___ INFORMATION GIVEN

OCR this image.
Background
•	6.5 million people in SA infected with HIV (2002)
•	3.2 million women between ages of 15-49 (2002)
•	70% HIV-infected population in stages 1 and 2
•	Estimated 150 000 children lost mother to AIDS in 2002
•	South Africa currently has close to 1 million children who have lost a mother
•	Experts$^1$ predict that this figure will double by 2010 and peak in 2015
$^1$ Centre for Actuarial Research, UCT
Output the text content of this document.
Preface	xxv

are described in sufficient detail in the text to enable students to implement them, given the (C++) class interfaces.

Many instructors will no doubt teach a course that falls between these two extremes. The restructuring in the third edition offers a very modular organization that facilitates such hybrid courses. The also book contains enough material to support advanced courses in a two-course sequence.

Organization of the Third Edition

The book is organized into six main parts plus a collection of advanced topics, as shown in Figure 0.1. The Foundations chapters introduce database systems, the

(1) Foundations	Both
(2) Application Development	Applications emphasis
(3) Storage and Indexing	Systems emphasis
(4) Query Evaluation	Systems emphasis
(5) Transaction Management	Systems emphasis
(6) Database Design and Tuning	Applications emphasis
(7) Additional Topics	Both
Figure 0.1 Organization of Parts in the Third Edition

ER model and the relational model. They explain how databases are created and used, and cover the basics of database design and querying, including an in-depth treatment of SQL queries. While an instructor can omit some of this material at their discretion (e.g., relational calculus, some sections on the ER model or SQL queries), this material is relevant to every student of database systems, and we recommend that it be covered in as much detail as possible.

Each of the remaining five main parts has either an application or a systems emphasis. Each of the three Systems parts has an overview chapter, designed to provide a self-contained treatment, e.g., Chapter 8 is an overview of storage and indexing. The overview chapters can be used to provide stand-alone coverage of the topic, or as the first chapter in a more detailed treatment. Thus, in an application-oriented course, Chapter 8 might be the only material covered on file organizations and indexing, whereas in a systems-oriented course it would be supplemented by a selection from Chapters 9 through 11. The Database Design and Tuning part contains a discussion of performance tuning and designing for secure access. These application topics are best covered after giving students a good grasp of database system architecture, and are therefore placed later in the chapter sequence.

______

TASK DESCRIPTION — All of the lines above must be returned exactly.

THE ANSWER —
OCR this image.
Background
•	6.5 million people in SA infected with HIV (2002)
•	3.2 million women between ages of 15-49 (2002)
•	70% HIV-infected population in stages 1 and 2
•	Estimated 150 000 children lost mother to AIDS in 2002
•	South Africa currently has close to 1 million children who have lost a mother
•	Experts$^1$ predict that this figure will double by 2010 and peak in 2015
$^1$ Centre for Actuarial Research, UCT
Output the text content of this document.
Preface	xxv

are described in sufficient detail in the text to enable students to implement them, given the (C++) class interfaces.

Many instructors will no doubt teach a course that falls between these two extremes. The restructuring in the third edition offers a very modular organization that facilitates such hybrid courses. The also book contains enough material to support advanced courses in a two-course sequence.

Organization of the Third Edition

The book is organized into six main parts plus a collection of advanced topics, as shown in Figure 0.1. The Foundations chapters introduce database systems, the

(1) Foundations	Both
(2) Application Development	Applications emphasis
(3) Storage and Indexing	Systems emphasis
(4) Query Evaluation	Systems emphasis
(5) Transaction Management	Systems emphasis
(6) Database Design and Tuning	Applications emphasis
(7) Additional Topics	Both
Figure 0.1 Organization of Parts in the Third Edition

ER model and the relational model. They explain how databases are created and used, and cover the basics of database design and querying, including an in-depth treatment of SQL queries. While an instructor can omit some of this material at their discretion (e.g., relational calculus, some sections on the ER model or SQL queries), this material is relevant to every student of database systems, and we recommend that it be covered in as much detail as possible.

Each of the remaining five main parts has either an application or a systems emphasis. Each of the three Systems parts has an overview chapter, designed to provide a self-contained treatment, e.g., Chapter 8 is an overview of storage and indexing. The overview chapters can be used to provide stand-alone coverage of the topic, or as the first chapter in a more detailed treatment. Thus, in an application-oriented course, Chapter 8 might be the only material covered on file organizations and indexing, whereas in a systems-oriented course it would be supplemented by a selection from Chapters 9 through 11. The Database Design and Tuning part contains a discussion of performance tuning and designing for secure access. These application topics are best covered after giving students a good grasp of database system architecture, and are therefore placed later in the chapter sequence.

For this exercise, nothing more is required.